● **Task requirements**:
Show all lines holding "Confirm".
START Provided information
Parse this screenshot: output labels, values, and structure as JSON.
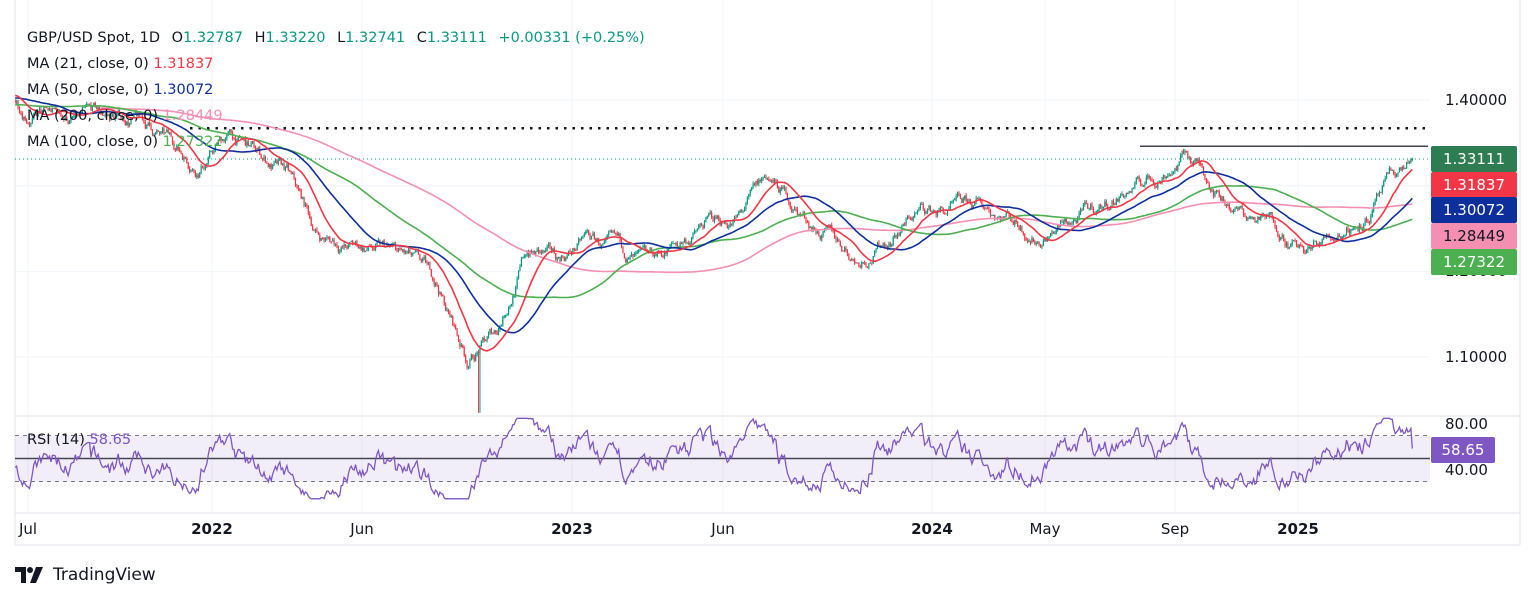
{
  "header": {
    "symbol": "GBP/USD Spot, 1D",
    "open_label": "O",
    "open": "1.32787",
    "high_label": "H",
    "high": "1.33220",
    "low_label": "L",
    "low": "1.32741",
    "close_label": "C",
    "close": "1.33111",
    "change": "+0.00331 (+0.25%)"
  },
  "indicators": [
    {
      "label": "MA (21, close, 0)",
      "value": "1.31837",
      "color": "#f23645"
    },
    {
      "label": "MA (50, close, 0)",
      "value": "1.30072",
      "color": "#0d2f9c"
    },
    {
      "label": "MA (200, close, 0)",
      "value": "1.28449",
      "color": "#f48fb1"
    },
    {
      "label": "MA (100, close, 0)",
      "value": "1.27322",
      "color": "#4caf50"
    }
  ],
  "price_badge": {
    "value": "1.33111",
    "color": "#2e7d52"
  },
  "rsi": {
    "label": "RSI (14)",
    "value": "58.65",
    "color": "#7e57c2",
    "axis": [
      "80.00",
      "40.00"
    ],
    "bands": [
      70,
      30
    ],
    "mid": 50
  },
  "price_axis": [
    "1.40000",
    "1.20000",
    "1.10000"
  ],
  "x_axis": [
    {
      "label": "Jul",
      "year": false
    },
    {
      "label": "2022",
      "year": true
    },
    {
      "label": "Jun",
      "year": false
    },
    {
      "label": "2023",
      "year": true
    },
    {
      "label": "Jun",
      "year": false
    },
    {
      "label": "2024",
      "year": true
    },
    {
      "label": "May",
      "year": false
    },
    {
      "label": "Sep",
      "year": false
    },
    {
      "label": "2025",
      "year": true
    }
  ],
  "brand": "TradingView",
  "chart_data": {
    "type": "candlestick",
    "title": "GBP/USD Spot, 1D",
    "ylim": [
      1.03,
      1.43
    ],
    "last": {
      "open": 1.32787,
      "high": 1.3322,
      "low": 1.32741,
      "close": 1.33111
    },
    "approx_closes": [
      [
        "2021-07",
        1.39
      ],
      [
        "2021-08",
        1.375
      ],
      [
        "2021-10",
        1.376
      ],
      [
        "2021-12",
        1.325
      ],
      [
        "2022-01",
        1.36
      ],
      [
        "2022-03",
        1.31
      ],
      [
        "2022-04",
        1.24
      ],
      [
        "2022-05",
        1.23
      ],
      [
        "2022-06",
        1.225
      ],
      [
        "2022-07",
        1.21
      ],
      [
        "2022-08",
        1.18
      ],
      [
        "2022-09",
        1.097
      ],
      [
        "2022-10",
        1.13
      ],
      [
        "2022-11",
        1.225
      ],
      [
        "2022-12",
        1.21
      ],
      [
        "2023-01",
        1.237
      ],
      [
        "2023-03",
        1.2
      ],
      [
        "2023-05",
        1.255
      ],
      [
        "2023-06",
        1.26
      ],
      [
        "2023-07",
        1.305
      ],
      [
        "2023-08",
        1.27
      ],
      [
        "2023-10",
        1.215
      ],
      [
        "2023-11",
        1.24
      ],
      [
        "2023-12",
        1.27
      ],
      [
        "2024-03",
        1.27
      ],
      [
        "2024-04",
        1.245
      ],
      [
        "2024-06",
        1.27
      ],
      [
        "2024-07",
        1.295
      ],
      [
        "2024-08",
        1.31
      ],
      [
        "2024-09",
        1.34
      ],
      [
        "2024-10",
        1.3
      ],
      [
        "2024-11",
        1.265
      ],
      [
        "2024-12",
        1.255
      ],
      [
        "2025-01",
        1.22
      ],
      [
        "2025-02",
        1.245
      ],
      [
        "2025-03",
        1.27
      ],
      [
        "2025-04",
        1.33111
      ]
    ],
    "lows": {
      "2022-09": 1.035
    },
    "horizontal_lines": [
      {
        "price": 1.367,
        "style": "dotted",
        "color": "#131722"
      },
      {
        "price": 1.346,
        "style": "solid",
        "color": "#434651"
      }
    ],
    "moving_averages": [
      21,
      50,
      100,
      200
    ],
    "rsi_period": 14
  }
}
END Provided information
START Provided information
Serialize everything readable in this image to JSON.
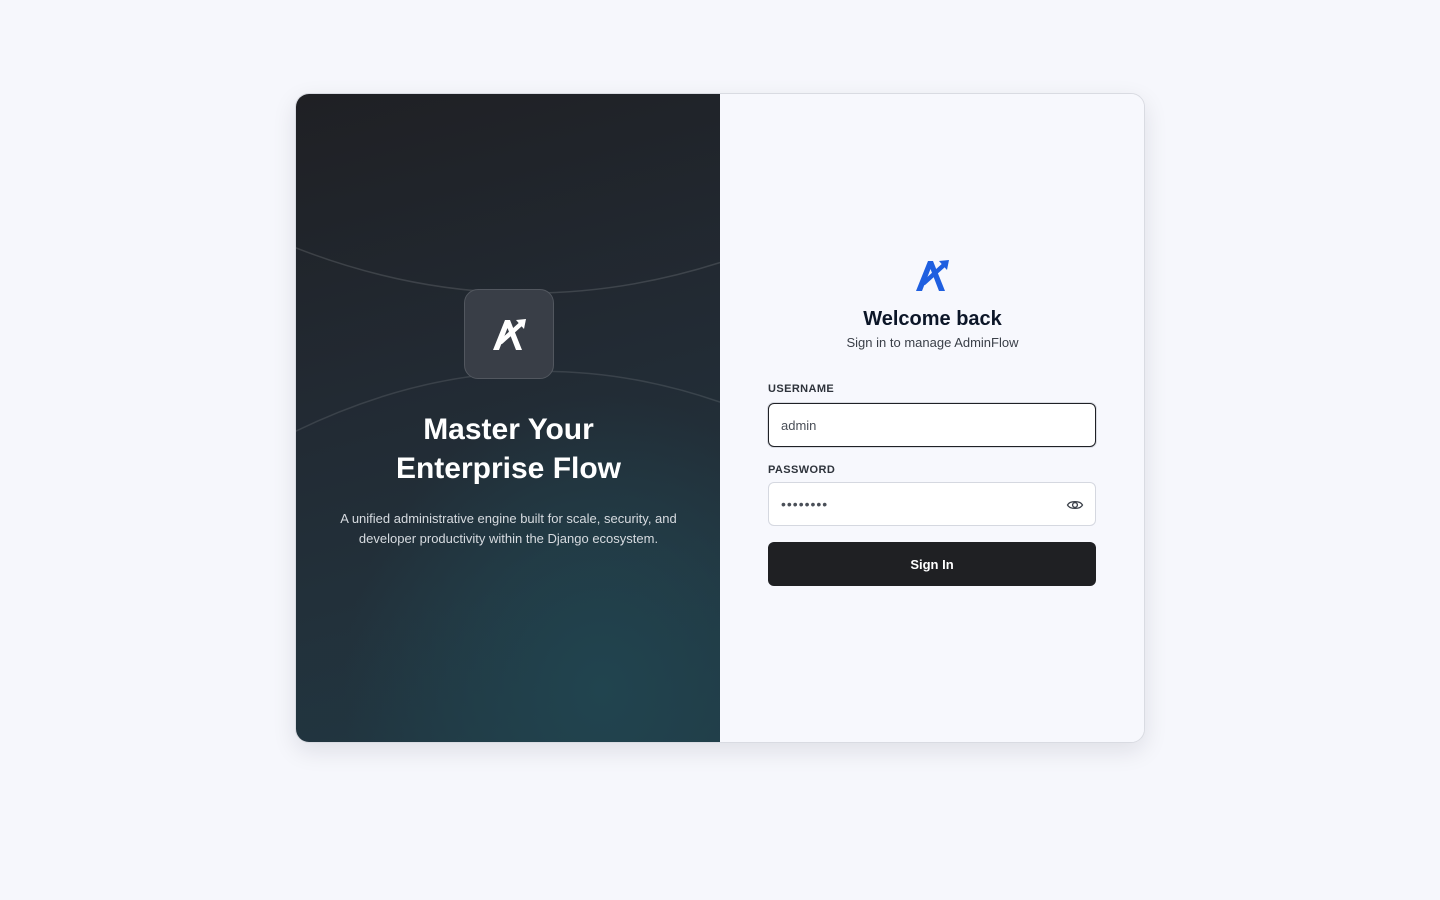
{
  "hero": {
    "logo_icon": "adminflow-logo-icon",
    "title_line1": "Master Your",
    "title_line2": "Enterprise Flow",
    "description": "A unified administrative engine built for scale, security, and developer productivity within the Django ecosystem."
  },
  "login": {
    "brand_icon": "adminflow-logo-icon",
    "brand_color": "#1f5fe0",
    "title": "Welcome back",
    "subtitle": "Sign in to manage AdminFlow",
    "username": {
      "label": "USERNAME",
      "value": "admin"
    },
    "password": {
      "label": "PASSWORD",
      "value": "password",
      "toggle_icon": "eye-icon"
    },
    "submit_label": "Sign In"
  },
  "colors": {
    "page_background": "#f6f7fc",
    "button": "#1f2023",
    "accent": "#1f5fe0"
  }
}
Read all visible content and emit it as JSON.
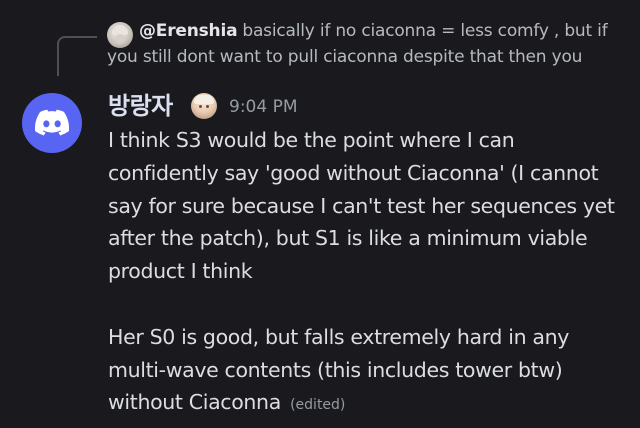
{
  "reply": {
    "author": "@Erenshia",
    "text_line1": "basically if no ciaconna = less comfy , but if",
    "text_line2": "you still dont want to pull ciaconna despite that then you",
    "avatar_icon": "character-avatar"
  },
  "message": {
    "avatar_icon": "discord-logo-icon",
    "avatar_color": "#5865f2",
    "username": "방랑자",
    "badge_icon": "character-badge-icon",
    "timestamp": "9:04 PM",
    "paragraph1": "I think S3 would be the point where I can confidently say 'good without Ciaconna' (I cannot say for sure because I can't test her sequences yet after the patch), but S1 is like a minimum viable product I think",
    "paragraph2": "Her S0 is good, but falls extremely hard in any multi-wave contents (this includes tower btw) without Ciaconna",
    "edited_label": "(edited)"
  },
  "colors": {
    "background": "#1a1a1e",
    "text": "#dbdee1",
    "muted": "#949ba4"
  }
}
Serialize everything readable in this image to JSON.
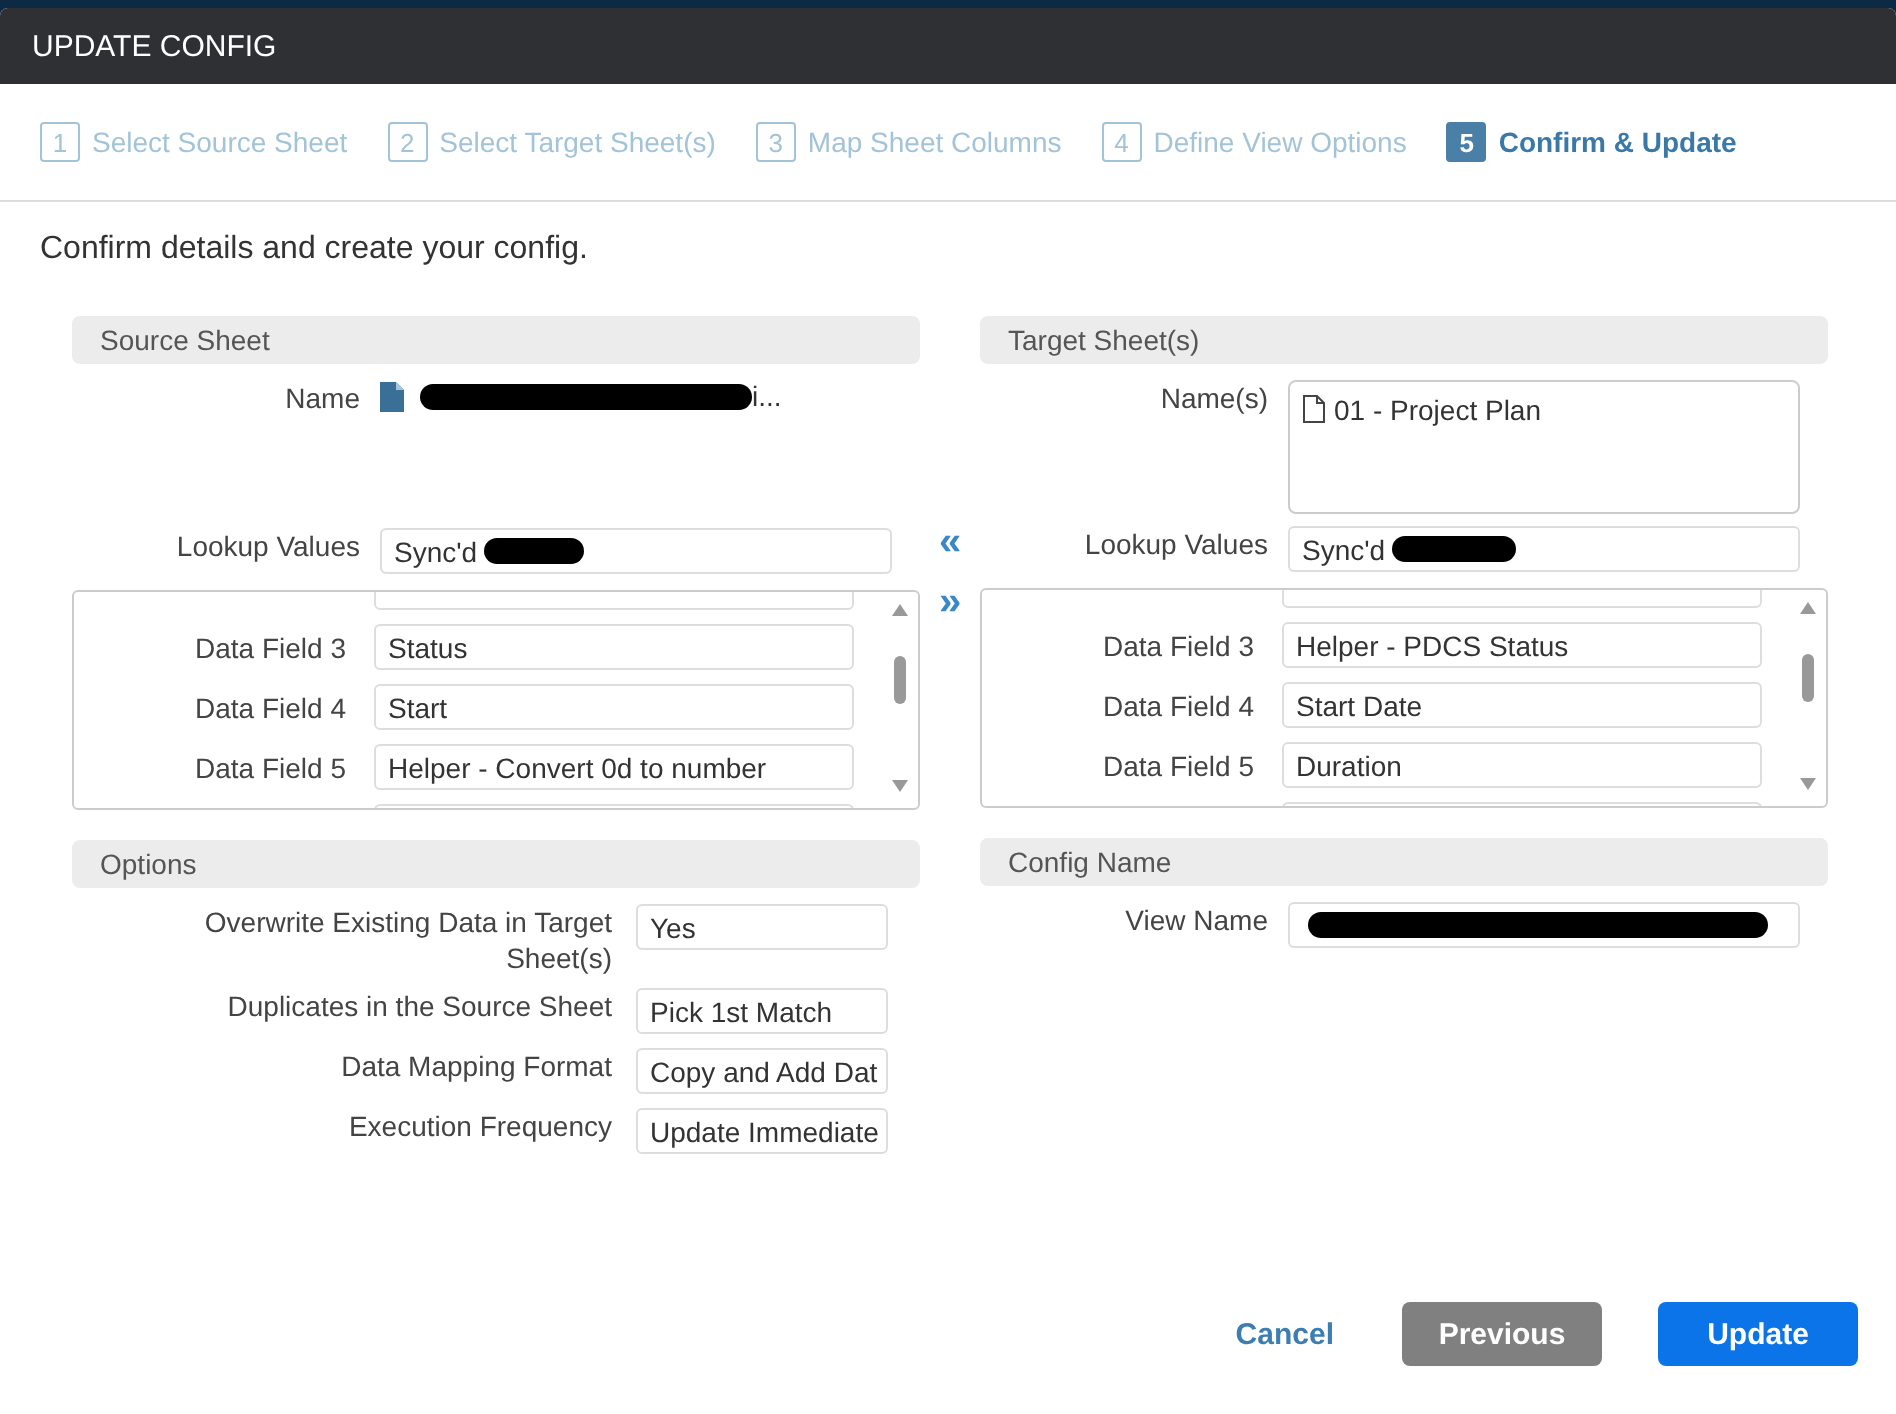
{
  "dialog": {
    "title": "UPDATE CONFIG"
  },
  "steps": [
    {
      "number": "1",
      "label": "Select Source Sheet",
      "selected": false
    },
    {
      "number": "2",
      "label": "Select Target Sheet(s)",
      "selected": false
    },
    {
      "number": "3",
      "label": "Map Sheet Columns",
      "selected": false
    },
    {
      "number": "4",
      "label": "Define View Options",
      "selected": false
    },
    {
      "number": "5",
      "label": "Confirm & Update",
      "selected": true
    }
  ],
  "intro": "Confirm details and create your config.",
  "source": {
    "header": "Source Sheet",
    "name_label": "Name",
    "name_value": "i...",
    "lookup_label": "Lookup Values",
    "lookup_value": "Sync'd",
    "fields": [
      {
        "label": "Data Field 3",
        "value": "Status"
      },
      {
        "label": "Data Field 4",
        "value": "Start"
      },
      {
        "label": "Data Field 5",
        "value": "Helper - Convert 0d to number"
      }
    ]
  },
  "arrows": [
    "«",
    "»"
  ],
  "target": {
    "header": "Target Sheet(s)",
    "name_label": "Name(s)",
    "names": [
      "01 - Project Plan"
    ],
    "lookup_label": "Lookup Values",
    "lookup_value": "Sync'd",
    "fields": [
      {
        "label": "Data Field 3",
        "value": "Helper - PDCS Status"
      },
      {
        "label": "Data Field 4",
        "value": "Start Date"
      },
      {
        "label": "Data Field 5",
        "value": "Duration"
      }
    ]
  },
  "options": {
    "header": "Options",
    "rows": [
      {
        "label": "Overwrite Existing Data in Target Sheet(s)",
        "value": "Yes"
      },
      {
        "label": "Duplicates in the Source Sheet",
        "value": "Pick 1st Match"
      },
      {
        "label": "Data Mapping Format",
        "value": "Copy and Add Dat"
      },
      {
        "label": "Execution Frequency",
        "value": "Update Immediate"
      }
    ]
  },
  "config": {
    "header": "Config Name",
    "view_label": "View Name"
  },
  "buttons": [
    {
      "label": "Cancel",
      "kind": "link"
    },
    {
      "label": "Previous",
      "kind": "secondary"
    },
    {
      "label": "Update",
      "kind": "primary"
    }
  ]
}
END Provided information
● **Expected output**:
      "label": "Confirm & Update",
  "intro": "Confirm details and create your config.",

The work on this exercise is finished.